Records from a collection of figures
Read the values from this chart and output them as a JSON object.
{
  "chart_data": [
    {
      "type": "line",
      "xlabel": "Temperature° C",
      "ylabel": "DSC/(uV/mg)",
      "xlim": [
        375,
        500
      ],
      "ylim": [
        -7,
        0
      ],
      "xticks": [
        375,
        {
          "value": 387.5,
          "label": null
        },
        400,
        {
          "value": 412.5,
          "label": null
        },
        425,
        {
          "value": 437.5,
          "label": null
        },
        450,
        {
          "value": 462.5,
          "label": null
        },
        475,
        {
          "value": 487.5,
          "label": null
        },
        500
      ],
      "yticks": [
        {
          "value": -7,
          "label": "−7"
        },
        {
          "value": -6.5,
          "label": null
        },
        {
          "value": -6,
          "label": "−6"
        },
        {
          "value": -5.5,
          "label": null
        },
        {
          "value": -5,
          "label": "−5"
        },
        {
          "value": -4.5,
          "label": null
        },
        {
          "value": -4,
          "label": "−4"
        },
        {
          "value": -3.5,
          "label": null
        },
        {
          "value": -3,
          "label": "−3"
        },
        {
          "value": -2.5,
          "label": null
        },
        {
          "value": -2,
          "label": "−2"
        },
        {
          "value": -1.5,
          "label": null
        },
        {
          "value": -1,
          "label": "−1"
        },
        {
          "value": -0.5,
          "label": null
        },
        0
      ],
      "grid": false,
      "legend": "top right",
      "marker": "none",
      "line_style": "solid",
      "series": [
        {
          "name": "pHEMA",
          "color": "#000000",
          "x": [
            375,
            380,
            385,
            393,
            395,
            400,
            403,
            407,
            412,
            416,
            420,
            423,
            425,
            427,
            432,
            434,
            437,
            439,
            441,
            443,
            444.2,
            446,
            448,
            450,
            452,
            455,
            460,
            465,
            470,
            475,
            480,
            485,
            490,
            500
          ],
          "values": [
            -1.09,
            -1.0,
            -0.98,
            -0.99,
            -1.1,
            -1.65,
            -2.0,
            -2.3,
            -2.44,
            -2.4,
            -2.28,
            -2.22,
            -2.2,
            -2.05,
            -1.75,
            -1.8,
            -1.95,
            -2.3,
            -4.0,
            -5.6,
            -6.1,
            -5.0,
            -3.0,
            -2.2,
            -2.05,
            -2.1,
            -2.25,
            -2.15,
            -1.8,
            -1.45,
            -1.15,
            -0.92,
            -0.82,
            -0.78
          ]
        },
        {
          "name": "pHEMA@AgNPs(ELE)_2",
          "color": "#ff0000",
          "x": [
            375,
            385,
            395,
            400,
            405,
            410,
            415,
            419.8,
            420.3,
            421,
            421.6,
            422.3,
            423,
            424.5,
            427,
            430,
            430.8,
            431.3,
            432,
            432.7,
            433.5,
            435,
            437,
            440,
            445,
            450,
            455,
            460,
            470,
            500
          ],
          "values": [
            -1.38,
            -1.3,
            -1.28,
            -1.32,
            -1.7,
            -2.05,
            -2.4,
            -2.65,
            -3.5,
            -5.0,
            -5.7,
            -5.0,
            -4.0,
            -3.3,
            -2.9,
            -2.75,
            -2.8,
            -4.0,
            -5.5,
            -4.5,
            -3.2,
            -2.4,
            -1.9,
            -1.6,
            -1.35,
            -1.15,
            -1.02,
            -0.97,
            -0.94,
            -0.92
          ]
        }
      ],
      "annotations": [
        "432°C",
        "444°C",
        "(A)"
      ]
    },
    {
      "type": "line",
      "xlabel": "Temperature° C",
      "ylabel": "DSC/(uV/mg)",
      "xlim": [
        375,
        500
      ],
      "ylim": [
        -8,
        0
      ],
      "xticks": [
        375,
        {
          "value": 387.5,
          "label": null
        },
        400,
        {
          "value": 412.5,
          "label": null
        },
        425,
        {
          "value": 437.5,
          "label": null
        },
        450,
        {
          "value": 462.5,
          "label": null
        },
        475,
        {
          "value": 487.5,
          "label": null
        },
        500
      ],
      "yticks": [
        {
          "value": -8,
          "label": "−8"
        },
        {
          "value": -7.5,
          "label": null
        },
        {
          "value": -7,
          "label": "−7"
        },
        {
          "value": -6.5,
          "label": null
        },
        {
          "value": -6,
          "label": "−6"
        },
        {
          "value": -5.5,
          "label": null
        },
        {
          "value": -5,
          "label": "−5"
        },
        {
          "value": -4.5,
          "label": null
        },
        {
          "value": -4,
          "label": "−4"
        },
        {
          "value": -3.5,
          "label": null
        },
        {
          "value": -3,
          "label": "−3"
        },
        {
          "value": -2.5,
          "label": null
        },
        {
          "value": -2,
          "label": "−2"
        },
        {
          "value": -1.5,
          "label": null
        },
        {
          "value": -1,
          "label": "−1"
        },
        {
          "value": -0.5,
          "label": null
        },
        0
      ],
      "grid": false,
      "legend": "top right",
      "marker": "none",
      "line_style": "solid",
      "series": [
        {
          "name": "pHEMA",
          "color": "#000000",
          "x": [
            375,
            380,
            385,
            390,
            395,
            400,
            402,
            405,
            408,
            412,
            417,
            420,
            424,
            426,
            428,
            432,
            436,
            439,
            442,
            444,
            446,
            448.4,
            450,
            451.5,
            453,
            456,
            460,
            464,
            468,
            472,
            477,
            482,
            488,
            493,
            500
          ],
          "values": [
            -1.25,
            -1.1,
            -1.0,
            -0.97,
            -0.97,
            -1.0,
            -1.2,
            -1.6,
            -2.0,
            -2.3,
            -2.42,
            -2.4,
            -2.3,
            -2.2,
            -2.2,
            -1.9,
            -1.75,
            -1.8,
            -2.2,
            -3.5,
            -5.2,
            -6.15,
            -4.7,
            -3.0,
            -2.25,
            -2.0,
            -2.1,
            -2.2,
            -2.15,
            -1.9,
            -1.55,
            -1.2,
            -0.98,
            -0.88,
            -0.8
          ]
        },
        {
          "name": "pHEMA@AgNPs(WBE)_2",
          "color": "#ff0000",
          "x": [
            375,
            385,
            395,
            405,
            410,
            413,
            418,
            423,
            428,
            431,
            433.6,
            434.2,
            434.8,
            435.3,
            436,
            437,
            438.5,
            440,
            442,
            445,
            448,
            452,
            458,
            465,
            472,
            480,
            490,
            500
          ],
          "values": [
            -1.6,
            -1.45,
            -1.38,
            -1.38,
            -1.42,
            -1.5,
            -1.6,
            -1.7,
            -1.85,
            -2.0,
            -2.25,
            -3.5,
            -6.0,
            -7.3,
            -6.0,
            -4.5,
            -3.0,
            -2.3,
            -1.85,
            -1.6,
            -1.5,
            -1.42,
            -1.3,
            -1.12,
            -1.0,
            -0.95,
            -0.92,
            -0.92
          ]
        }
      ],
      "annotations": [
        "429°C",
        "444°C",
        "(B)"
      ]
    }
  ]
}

▶ **Required work**
Repeat the entries shown above, every one, word for word.

▶ **Worked answer**
Read the values from this chart and output them as a JSON object.
{
  "chart_data": [
    {
      "type": "line",
      "xlabel": "Temperature° C",
      "ylabel": "DSC/(uV/mg)",
      "xlim": [
        375,
        500
      ],
      "ylim": [
        -7,
        0
      ],
      "xticks": [
        375,
        {
          "value": 387.5,
          "label": null
        },
        400,
        {
          "value": 412.5,
          "label": null
        },
        425,
        {
          "value": 437.5,
          "label": null
        },
        450,
        {
          "value": 462.5,
          "label": null
        },
        475,
        {
          "value": 487.5,
          "label": null
        },
        500
      ],
      "yticks": [
        {
          "value": -7,
          "label": "−7"
        },
        {
          "value": -6.5,
          "label": null
        },
        {
          "value": -6,
          "label": "−6"
        },
        {
          "value": -5.5,
          "label": null
        },
        {
          "value": -5,
          "label": "−5"
        },
        {
          "value": -4.5,
          "label": null
        },
        {
          "value": -4,
          "label": "−4"
        },
        {
          "value": -3.5,
          "label": null
        },
        {
          "value": -3,
          "label": "−3"
        },
        {
          "value": -2.5,
          "label": null
        },
        {
          "value": -2,
          "label": "−2"
        },
        {
          "value": -1.5,
          "label": null
        },
        {
          "value": -1,
          "label": "−1"
        },
        {
          "value": -0.5,
          "label": null
        },
        0
      ],
      "grid": false,
      "legend": "top right",
      "marker": "none",
      "line_style": "solid",
      "series": [
        {
          "name": "pHEMA",
          "color": "#000000",
          "x": [
            375,
            380,
            385,
            393,
            395,
            400,
            403,
            407,
            412,
            416,
            420,
            423,
            425,
            427,
            432,
            434,
            437,
            439,
            441,
            443,
            444.2,
            446,
            448,
            450,
            452,
            455,
            460,
            465,
            470,
            475,
            480,
            485,
            490,
            500
          ],
          "values": [
            -1.09,
            -1.0,
            -0.98,
            -0.99,
            -1.1,
            -1.65,
            -2.0,
            -2.3,
            -2.44,
            -2.4,
            -2.28,
            -2.22,
            -2.2,
            -2.05,
            -1.75,
            -1.8,
            -1.95,
            -2.3,
            -4.0,
            -5.6,
            -6.1,
            -5.0,
            -3.0,
            -2.2,
            -2.05,
            -2.1,
            -2.25,
            -2.15,
            -1.8,
            -1.45,
            -1.15,
            -0.92,
            -0.82,
            -0.78
          ]
        },
        {
          "name": "pHEMA@AgNPs(ELE)_2",
          "color": "#ff0000",
          "x": [
            375,
            385,
            395,
            400,
            405,
            410,
            415,
            419.8,
            420.3,
            421,
            421.6,
            422.3,
            423,
            424.5,
            427,
            430,
            430.8,
            431.3,
            432,
            432.7,
            433.5,
            435,
            437,
            440,
            445,
            450,
            455,
            460,
            470,
            500
          ],
          "values": [
            -1.38,
            -1.3,
            -1.28,
            -1.32,
            -1.7,
            -2.05,
            -2.4,
            -2.65,
            -3.5,
            -5.0,
            -5.7,
            -5.0,
            -4.0,
            -3.3,
            -2.9,
            -2.75,
            -2.8,
            -4.0,
            -5.5,
            -4.5,
            -3.2,
            -2.4,
            -1.9,
            -1.6,
            -1.35,
            -1.15,
            -1.02,
            -0.97,
            -0.94,
            -0.92
          ]
        }
      ],
      "annotations": [
        "432°C",
        "444°C",
        "(A)"
      ]
    },
    {
      "type": "line",
      "xlabel": "Temperature° C",
      "ylabel": "DSC/(uV/mg)",
      "xlim": [
        375,
        500
      ],
      "ylim": [
        -8,
        0
      ],
      "xticks": [
        375,
        {
          "value": 387.5,
          "label": null
        },
        400,
        {
          "value": 412.5,
          "label": null
        },
        425,
        {
          "value": 437.5,
          "label": null
        },
        450,
        {
          "value": 462.5,
          "label": null
        },
        475,
        {
          "value": 487.5,
          "label": null
        },
        500
      ],
      "yticks": [
        {
          "value": -8,
          "label": "−8"
        },
        {
          "value": -7.5,
          "label": null
        },
        {
          "value": -7,
          "label": "−7"
        },
        {
          "value": -6.5,
          "label": null
        },
        {
          "value": -6,
          "label": "−6"
        },
        {
          "value": -5.5,
          "label": null
        },
        {
          "value": -5,
          "label": "−5"
        },
        {
          "value": -4.5,
          "label": null
        },
        {
          "value": -4,
          "label": "−4"
        },
        {
          "value": -3.5,
          "label": null
        },
        {
          "value": -3,
          "label": "−3"
        },
        {
          "value": -2.5,
          "label": null
        },
        {
          "value": -2,
          "label": "−2"
        },
        {
          "value": -1.5,
          "label": null
        },
        {
          "value": -1,
          "label": "−1"
        },
        {
          "value": -0.5,
          "label": null
        },
        0
      ],
      "grid": false,
      "legend": "top right",
      "marker": "none",
      "line_style": "solid",
      "series": [
        {
          "name": "pHEMA",
          "color": "#000000",
          "x": [
            375,
            380,
            385,
            390,
            395,
            400,
            402,
            405,
            408,
            412,
            417,
            420,
            424,
            426,
            428,
            432,
            436,
            439,
            442,
            444,
            446,
            448.4,
            450,
            451.5,
            453,
            456,
            460,
            464,
            468,
            472,
            477,
            482,
            488,
            493,
            500
          ],
          "values": [
            -1.25,
            -1.1,
            -1.0,
            -0.97,
            -0.97,
            -1.0,
            -1.2,
            -1.6,
            -2.0,
            -2.3,
            -2.42,
            -2.4,
            -2.3,
            -2.2,
            -2.2,
            -1.9,
            -1.75,
            -1.8,
            -2.2,
            -3.5,
            -5.2,
            -6.15,
            -4.7,
            -3.0,
            -2.25,
            -2.0,
            -2.1,
            -2.2,
            -2.15,
            -1.9,
            -1.55,
            -1.2,
            -0.98,
            -0.88,
            -0.8
          ]
        },
        {
          "name": "pHEMA@AgNPs(WBE)_2",
          "color": "#ff0000",
          "x": [
            375,
            385,
            395,
            405,
            410,
            413,
            418,
            423,
            428,
            431,
            433.6,
            434.2,
            434.8,
            435.3,
            436,
            437,
            438.5,
            440,
            442,
            445,
            448,
            452,
            458,
            465,
            472,
            480,
            490,
            500
          ],
          "values": [
            -1.6,
            -1.45,
            -1.38,
            -1.38,
            -1.42,
            -1.5,
            -1.6,
            -1.7,
            -1.85,
            -2.0,
            -2.25,
            -3.5,
            -6.0,
            -7.3,
            -6.0,
            -4.5,
            -3.0,
            -2.3,
            -1.85,
            -1.6,
            -1.5,
            -1.42,
            -1.3,
            -1.12,
            -1.0,
            -0.95,
            -0.92,
            -0.92
          ]
        }
      ],
      "annotations": [
        "429°C",
        "444°C",
        "(B)"
      ]
    }
  ]
}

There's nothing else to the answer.